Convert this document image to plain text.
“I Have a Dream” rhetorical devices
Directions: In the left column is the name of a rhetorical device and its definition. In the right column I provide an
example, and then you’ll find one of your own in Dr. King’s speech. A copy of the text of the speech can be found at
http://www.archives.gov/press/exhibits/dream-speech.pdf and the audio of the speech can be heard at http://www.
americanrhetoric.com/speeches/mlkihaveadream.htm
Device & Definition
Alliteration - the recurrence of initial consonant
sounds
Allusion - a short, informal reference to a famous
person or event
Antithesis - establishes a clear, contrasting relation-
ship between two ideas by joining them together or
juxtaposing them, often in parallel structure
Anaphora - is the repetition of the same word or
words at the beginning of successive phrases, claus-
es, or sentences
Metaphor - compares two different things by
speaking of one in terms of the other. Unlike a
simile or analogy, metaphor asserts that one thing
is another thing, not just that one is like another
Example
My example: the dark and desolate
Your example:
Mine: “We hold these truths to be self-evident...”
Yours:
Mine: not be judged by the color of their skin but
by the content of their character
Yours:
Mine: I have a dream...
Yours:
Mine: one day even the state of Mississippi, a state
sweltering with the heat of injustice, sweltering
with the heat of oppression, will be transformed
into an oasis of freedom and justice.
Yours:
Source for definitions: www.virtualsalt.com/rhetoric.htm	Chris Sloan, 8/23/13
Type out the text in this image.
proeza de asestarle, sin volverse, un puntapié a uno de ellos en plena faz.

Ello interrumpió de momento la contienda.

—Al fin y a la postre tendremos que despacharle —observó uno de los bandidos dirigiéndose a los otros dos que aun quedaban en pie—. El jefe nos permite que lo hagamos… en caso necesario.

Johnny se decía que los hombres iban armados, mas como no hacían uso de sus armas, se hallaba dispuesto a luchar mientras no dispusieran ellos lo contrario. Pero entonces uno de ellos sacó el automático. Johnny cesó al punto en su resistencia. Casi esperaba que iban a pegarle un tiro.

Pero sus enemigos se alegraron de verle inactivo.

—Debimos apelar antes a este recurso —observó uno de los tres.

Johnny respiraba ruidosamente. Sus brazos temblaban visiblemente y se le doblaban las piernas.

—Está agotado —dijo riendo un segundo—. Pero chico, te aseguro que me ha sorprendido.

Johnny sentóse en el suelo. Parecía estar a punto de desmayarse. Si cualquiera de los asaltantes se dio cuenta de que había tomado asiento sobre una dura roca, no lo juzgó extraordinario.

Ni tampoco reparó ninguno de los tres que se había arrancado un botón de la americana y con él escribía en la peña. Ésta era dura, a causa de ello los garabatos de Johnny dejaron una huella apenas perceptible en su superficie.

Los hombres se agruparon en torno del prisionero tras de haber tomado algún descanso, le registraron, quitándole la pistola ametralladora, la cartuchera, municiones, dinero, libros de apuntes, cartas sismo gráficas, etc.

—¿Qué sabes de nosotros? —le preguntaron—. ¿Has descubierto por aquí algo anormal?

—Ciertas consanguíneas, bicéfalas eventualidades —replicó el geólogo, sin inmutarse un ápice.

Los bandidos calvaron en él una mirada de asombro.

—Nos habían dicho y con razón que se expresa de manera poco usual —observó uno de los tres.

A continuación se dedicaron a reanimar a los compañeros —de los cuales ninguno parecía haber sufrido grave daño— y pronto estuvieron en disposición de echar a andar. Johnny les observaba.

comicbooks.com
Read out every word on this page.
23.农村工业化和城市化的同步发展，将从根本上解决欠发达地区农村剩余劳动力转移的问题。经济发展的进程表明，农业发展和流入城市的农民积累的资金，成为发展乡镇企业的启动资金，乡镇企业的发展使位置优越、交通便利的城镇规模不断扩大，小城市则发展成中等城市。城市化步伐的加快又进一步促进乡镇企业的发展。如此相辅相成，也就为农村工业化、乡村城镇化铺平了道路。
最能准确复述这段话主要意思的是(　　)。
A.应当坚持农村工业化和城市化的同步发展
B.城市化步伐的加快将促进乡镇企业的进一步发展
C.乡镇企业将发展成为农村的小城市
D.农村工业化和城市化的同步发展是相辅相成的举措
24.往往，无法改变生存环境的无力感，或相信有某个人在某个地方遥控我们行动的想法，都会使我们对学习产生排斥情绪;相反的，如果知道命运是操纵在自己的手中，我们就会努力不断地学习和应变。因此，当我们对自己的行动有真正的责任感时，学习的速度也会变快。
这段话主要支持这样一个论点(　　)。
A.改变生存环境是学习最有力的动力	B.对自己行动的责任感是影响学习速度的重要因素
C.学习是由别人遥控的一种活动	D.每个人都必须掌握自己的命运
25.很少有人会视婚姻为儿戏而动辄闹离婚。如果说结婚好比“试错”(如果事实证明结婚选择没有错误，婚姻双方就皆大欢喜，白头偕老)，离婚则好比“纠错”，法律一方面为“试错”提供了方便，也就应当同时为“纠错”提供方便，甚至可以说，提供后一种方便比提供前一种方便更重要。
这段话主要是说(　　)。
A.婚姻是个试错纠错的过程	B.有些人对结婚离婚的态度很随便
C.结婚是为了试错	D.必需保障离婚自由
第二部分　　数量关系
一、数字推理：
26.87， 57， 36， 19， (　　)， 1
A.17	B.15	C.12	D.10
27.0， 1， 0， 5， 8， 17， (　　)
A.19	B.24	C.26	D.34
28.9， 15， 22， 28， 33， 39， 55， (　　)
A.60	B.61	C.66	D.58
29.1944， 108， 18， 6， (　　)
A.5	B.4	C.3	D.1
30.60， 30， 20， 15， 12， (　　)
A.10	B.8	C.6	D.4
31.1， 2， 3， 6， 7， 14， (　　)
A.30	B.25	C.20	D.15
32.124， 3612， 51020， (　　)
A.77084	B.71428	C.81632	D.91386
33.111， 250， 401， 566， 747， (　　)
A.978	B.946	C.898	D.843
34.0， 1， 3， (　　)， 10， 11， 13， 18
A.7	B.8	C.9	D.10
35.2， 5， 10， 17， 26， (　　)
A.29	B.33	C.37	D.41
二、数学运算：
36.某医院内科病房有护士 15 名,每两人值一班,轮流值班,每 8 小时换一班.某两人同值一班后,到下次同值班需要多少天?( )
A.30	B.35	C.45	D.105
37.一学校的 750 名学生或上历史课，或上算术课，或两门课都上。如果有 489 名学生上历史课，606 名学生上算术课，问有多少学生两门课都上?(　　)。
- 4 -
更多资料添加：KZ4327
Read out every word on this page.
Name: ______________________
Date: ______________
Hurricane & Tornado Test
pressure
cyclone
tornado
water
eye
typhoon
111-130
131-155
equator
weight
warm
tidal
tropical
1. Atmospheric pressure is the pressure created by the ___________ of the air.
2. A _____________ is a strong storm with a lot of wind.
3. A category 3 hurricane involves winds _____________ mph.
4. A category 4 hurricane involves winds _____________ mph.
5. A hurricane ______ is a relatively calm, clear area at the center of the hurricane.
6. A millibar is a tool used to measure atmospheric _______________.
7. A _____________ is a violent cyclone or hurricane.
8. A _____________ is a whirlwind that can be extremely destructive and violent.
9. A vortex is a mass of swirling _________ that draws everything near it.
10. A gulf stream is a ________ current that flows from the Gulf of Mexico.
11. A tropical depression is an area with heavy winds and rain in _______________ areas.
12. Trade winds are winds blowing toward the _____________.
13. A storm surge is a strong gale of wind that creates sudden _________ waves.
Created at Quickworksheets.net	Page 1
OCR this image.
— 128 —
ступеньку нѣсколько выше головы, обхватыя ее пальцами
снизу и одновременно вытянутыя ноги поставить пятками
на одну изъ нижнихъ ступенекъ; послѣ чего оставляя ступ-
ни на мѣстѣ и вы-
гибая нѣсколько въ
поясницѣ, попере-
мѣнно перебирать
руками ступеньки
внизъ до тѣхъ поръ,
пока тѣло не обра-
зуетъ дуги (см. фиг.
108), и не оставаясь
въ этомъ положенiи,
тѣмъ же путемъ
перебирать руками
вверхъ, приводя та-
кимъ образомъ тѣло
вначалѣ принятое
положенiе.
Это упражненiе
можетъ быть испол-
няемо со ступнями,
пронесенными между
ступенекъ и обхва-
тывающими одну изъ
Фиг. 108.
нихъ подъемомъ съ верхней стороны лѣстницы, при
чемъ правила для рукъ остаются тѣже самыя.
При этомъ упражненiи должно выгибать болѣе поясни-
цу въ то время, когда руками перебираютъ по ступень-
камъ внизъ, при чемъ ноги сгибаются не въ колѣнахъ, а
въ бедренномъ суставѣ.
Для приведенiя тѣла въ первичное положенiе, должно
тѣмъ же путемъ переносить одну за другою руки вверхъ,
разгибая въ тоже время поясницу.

SHORT EXERCISE: Your task is to reproduce, exactly and exclusively, the lines from the one holding "OCR this image." through the final line of the listing.

IN RESPONSE:
OCR this image.
— 128 —
ступеньку нѣсколько выше головы, обхватыя ее пальцами
снизу и одновременно вытянутыя ноги поставить пятками
на одну изъ нижнихъ ступенекъ; послѣ чего оставляя ступ-
ни на мѣстѣ и вы-
гибая нѣсколько въ
поясницѣ, попере-
мѣнно перебирать
руками ступеньки
внизъ до тѣхъ поръ,
пока тѣло не обра-
зуетъ дуги (см. фиг.
108), и не оставаясь
въ этомъ положенiи,
тѣмъ же путемъ
перебирать руками
вверхъ, приводя та-
кимъ образомъ тѣло
вначалѣ принятое
положенiе.
Это упражненiе
можетъ быть испол-
няемо со ступнями,
пронесенными между
ступенекъ и обхва-
тывающими одну изъ
Фиг. 108.
нихъ подъемомъ съ верхней стороны лѣстницы, при
чемъ правила для рукъ остаются тѣже самыя.
При этомъ упражненiи должно выгибать болѣе поясни-
цу въ то время, когда руками перебираютъ по ступень-
камъ внизъ, при чемъ ноги сгибаются не въ колѣнахъ, а
въ бедренномъ суставѣ.
Для приведенiя тѣла въ первичное положенiе, должно
тѣмъ же путемъ переносить одну за другою руки вверхъ,
разгибая въ тоже время поясницу.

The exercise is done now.